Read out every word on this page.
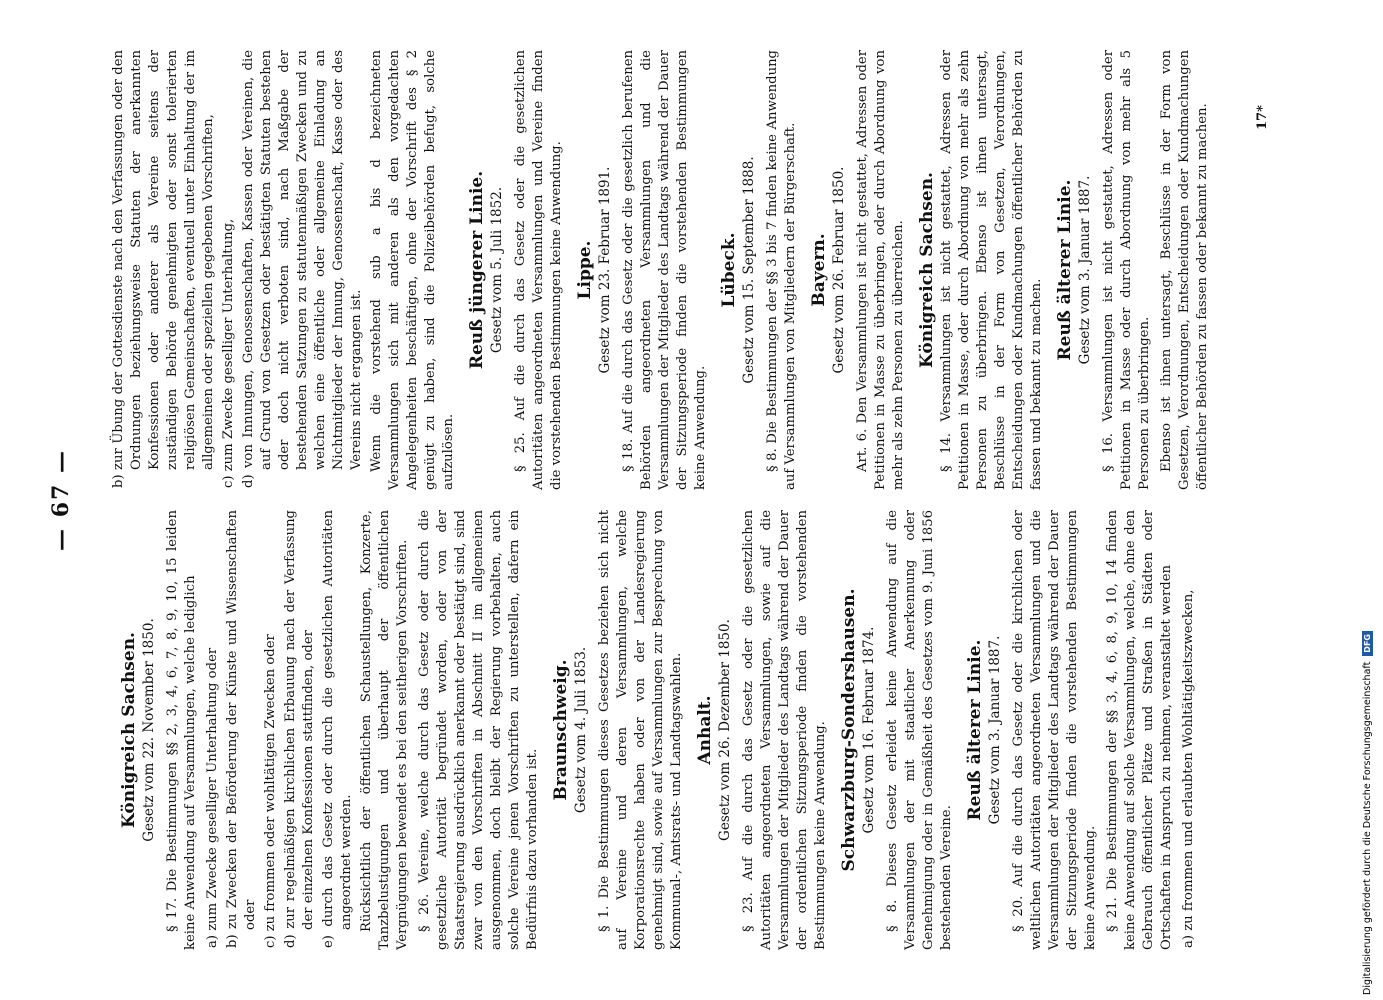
— 67 —
Königreich Sachsen. Gesetz vom 22. November 1850. § 17. Die Bestimmungen §§ 2, 3, 4, 6, 7, 8, 9, 10, 15 leiden keine Anwendung auf Versammlungen, welche lediglich a) zum Zwecke geselliger Unterhaltung oder b) zu Zwecken der Beförderung der Künste und Wissenschaften oder c) zu frommen oder wohltätigen Zwecken oder d) zur regelmäßigen kirchlichen Erbauung nach der Verfassung der einzelnen Konfessionen stattfinden, oder e) durch das Gesetz oder durch die gesetzlichen Autoritäten angeordnet werden. Rücksichtlich der öffentlichen Schaustellungen, Konzerte, Tanzbelustigungen und überhaupt der öffentlichen Vergnügungen bewendet es bei den seitherigen Vorschriften. § 26. Vereine, welche durch das Gesetz oder durch die gesetzliche Autorität begründet worden, oder von der Staatsregierung ausdrücklich anerkannt oder bestätigt sind, sind zwar von den Vorschriften in Abschnitt II im allgemeinen ausgenommen, doch bleibt der Regierung vorbehalten, auch solche Vereine jenen Vorschriften zu unterstellen, dafern ein Bedürfnis dazu vorhanden ist.

Braunschweig. Gesetz vom 4. Juli 1853. § 1. Die Bestimmungen dieses Gesetzes beziehen sich nicht auf Vereine und deren Versammlungen, welche Korporationsrechte haben oder von der Landesregierung genehmigt sind, sowie auf Versammlungen zur Besprechung von Kommunal-, Amtsrats- und Landtagswahlen. Anhalt. Gesetz vom 26. Dezember 1850. § 23. Auf die durch das Gesetz oder die gesetzlichen Autoritäten angeordneten Versammlungen, sowie auf die Versammlungen der Mitglieder des Landtags während der Dauer der ordentlichen Sitzungsperiode finden die vorstehenden Bestimmungen keine Anwendung. Schwarzburg-Sondershausen. Gesetz vom 16. Februar 1874. § 8. Dieses Gesetz erleidet keine Anwendung auf die Versammlungen der mit staatlicher Anerkennung oder Genehmigung oder in Gemäßheit des Gesetzes vom 9. Juni 1856 bestehenden Vereine.

Reuß älterer Linie. Gesetz vom 3. Januar 1887. § 20. Auf die durch das Gesetz oder die kirchlichen oder weltlichen Autoritäten angeordneten Versammlungen und die Versammlungen der Mitglieder des Landtags während der Dauer der Sitzungsperiode finden die vorstehenden Bestimmungen keine Anwendung. § 21. Die Bestimmungen der §§ 3, 4, 6, 8, 9, 10, 14 finden keine Anwendung auf solche Versammlungen, welche, ohne den Gebrauch öffentlicher Plätze und Straßen in Städten oder Ortschaften in Anspruch zu nehmen, veranstaltet werden a) zu frommen und erlaubten Wohltätigkeitszwecken,

b) zur Übung der Gottesdienste nach den Verfassungen oder den Ordnungen beziehungsweise Statuten der anerkannten Konfessionen oder anderer als Vereine seitens der zuständigen Behörde genehmigten oder sonst tolerierten religiösen Gemeinschaften, eventuell unter Einhaltung der im allgemeinen oder speziellen gegebenen Vorschriften, c) zum Zwecke geselliger Unterhaltung, d) von Innungen, Genossenschaften, Kassen oder Vereinen, die auf Grund von Gesetzen oder bestätigten Statuten bestehen oder doch nicht verboten sind, nach Maßgabe der bestehenden Satzungen zu statutenmäßigen Zwecken und zu welchen eine öffentliche oder allgemeine Einladung an Nichtmitglieder der Innung, Genossenschaft, Kasse oder des Vereins nicht ergangen ist. Wenn die vorstehend sub a bis d bezeichneten Versammlungen sich mit anderen als den vorgedachten Angelegenheiten beschäftigen, ohne der Vorschrift des § 2 genügt zu haben, sind die Polizeibehörden befugt, solche aufzulösen.

Reuß jüngerer Linie. Gesetz vom 5. Juli 1852. § 25. Auf die durch das Gesetz oder die gesetzlichen Autoritäten angeordneten Versammlungen und Vereine finden die vorstehenden Bestimmungen keine Anwendung. Lippe. Gesetz vom 23. Februar 1891. § 18. Auf die durch das Gesetz oder die gesetzlich berufenen Behörden angeordneten Versammlungen und die Versammlungen der Mitglieder des Landtags während der Dauer der Sitzungsperiode finden die vorstehenden Bestimmungen keine Anwendung.

Lübeck. Gesetz vom 15. September 1888. § 8. Die Bestimmungen der §§ 3 bis 7 finden keine Anwendung auf Versammlungen von Mitgliedern der Bürgerschaft. Bayern. Gesetz vom 26. Februar 1850. Art. 6. Den Versammlungen ist nicht gestattet, Adressen oder Petitionen in Masse zu überbringen, oder durch Abordnung von mehr als zehn Personen zu überreichen. Königreich Sachsen. § 14. Versammlungen ist nicht gestattet, Adressen oder Petitionen in Masse, oder durch Abordnung von mehr als zehn Personen zu überbringen. Ebenso ist ihnen untersagt, Beschlüsse in der Form von Gesetzen, Verordnungen, Entscheidungen oder Kundmachungen öffentlicher Behörden zu fassen und bekannt zu machen.

Reuß älterer Linie. Gesetz vom 3. Januar 1887. § 16. Versammlungen ist nicht gestattet, Adressen oder Petitionen in Masse oder durch Abordnung von mehr als 5 Personen zu überbringen. Ebenso ist ihnen untersagt, Beschlüsse in der Form von Gesetzen, Verordnungen, Entscheidungen oder Kundmachungen öffentlicher Behörden zu fassen oder bekannt zu machen.	17*
Digitalisierung gefördert durch die Deutsche Forschungsgemeinschaft
DFG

YOUR INSTRUCTIONS: Find each line of the data above that holds the word "Abordnung", then copy it.

OUTPUT OF THE TASK:
Lübeck. Gesetz vom 15. September 1888. § 8. Die Bestimmungen der §§ 3 bis 7 finden keine Anwendung auf Versammlungen von Mitgliedern der Bürgerschaft. Bayern. Gesetz vom 26. Februar 1850. Art. 6. Den Versammlungen ist nicht gestattet, Adressen oder Petitionen in Masse zu überbringen, oder durch Abordnung von mehr als zehn Personen zu überreichen. Königreich Sachsen. § 14. Versammlungen ist nicht gestattet, Adressen oder Petitionen in Masse, oder durch Abordnung von mehr als zehn Personen zu überbringen. Ebenso ist ihnen untersagt, Beschlüsse in der Form von Gesetzen, Verordnungen, Entscheidungen oder Kundmachungen öffentlicher Behörden zu fassen und bekannt zu machen.
Reuß älterer Linie. Gesetz vom 3. Januar 1887. § 16. Versammlungen ist nicht gestattet, Adressen oder Petitionen in Masse oder durch Abordnung von mehr als 5 Personen zu überbringen. Ebenso ist ihnen untersagt, Beschlüsse in der Form von Gesetzen, Verordnungen, Entscheidungen oder Kundmachungen öffentlicher Behörden zu fassen oder bekannt zu machen.	17*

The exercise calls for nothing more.